● **What to work on**: In the following material, identify every line holding the string "long" and return it.

■ ■ ■ ■ ■

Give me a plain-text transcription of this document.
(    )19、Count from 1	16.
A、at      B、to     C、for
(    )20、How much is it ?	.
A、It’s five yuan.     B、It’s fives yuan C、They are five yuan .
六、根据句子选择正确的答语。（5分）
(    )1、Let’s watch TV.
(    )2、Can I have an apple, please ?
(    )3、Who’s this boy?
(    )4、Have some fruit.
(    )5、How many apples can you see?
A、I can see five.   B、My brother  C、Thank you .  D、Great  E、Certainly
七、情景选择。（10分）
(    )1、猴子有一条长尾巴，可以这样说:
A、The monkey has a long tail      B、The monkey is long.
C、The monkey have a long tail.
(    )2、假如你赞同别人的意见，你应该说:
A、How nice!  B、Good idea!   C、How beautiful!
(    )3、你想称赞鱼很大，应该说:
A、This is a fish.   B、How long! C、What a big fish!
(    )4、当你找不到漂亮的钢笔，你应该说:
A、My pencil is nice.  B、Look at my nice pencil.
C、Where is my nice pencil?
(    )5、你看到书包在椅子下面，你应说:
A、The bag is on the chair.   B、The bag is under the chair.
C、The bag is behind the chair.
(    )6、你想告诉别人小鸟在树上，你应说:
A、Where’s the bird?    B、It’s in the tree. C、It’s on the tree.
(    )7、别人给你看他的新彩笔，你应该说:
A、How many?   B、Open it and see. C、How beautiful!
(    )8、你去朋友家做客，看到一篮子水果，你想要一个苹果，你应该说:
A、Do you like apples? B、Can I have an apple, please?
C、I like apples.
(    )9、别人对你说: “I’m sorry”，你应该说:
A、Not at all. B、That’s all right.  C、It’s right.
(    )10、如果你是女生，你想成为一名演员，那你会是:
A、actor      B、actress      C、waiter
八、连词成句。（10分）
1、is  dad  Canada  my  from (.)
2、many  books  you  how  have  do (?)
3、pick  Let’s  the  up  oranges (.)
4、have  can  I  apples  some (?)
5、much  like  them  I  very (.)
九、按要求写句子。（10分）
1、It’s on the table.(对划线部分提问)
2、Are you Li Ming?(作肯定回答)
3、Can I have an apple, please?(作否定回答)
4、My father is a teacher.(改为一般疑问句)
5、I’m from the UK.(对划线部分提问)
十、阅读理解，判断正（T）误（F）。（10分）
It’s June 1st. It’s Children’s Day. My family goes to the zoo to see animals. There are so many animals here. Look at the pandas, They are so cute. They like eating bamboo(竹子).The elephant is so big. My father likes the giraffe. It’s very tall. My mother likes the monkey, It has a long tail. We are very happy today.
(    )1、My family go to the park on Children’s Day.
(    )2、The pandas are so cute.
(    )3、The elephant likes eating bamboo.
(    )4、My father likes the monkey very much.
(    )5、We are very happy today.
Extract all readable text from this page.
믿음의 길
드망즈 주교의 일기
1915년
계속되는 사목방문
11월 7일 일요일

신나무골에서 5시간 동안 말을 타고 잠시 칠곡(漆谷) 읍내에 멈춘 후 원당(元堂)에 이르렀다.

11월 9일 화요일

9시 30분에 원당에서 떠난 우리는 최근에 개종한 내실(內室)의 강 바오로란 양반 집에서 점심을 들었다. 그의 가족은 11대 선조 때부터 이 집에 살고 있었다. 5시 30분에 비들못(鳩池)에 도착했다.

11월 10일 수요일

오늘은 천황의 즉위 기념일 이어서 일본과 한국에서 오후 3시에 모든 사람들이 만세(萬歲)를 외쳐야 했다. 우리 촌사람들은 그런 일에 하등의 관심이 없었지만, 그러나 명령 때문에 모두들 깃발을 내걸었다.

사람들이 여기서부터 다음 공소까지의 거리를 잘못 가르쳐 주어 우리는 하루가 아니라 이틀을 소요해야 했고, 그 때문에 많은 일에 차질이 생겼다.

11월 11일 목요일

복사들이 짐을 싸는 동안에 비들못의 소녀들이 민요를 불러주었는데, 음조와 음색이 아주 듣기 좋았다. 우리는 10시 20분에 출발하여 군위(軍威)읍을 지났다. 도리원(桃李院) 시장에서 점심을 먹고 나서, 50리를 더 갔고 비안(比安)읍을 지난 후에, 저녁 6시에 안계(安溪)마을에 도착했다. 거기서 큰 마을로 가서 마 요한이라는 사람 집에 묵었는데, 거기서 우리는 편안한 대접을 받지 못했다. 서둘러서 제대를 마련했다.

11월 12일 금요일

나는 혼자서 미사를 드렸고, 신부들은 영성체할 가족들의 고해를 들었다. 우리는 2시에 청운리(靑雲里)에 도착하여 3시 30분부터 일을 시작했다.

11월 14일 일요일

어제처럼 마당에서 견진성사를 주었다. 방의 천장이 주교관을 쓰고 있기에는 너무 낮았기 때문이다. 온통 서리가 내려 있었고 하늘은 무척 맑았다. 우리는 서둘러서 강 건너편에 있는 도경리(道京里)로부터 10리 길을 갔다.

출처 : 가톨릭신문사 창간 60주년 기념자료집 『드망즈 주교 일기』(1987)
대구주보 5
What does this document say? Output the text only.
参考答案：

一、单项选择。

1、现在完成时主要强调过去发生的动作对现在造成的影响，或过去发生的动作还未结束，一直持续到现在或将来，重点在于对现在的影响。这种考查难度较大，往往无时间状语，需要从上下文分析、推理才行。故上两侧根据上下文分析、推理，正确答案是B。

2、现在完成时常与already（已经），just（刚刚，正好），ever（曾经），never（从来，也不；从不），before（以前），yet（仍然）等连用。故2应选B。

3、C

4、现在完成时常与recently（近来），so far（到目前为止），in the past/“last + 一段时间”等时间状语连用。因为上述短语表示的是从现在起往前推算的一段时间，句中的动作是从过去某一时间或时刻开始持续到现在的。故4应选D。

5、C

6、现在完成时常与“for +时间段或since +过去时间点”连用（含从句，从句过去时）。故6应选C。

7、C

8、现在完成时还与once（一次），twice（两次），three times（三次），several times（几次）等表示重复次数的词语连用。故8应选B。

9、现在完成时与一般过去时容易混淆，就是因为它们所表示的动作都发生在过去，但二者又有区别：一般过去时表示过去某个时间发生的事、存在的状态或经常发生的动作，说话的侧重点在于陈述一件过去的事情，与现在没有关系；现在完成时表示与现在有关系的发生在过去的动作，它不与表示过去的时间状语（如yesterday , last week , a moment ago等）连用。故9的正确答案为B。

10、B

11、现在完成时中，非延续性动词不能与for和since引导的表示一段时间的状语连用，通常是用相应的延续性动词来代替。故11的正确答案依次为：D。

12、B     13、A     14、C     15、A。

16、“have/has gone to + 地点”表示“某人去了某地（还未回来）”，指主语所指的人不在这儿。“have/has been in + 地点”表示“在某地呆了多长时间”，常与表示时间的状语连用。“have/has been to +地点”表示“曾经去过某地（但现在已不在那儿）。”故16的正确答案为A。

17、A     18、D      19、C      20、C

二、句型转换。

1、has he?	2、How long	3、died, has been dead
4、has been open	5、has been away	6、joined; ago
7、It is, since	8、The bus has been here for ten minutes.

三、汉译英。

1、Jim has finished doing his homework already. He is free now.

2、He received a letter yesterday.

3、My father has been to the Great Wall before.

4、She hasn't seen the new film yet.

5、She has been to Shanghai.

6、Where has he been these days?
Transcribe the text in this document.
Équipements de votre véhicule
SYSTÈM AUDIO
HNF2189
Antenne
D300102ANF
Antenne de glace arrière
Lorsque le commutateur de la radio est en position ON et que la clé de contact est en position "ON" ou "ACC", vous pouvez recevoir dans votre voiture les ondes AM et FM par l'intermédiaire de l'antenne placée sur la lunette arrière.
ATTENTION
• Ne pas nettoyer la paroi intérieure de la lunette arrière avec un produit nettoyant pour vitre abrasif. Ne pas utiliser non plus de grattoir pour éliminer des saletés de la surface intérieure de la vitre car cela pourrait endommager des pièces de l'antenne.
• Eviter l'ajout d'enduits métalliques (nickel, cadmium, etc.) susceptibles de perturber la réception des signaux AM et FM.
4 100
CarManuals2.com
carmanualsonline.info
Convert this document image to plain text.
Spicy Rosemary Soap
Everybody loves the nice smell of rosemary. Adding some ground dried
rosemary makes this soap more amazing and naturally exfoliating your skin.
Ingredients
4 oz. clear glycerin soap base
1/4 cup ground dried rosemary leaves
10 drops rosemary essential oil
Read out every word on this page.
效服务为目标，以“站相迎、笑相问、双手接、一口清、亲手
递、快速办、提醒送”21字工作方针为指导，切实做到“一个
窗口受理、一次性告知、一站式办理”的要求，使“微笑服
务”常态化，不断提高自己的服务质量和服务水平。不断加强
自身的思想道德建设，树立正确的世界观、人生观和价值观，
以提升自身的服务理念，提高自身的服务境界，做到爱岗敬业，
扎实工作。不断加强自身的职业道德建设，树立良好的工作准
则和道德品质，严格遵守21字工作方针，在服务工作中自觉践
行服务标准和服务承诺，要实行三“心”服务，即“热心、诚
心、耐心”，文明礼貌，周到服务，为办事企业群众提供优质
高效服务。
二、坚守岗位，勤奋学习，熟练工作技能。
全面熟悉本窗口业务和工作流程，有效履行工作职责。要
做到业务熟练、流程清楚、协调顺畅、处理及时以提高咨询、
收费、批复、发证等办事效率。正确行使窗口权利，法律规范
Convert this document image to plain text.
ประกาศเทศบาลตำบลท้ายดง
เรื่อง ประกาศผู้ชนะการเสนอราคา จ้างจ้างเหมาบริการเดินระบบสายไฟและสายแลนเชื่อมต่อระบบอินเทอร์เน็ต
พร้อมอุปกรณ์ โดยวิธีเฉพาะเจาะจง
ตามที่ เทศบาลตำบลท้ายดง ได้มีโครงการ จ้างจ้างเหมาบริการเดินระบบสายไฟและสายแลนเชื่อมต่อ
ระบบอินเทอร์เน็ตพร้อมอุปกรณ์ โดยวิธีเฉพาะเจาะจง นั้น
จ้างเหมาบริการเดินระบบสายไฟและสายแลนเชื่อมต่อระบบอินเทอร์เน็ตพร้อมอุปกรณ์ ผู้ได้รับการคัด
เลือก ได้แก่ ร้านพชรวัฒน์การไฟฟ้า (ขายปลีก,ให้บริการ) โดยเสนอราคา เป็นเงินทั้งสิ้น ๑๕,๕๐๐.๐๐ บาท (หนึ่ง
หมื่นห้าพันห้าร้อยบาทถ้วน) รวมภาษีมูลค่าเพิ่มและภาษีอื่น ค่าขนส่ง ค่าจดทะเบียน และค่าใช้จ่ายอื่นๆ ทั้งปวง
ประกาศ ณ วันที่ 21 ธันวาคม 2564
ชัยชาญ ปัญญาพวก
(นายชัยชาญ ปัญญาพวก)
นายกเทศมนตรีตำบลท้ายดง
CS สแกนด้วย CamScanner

■ ■ ■ ■ ■

● **Answer to the task**:
A、The monkey has a long tail      B、The monkey is long.
C、The monkey have a long tail.
A、This is a fish.   B、How long! C、What a big fish!
It’s June 1st. It’s Children’s Day. My family goes to the zoo to see animals. There are so many animals here. Look at the pandas, They are so cute. They like eating bamboo(竹子).The elephant is so big. My father likes the giraffe. It’s very tall. My mother likes the monkey, It has a long tail. We are very happy today.
1、has he?	2、How long	3、died, has been dead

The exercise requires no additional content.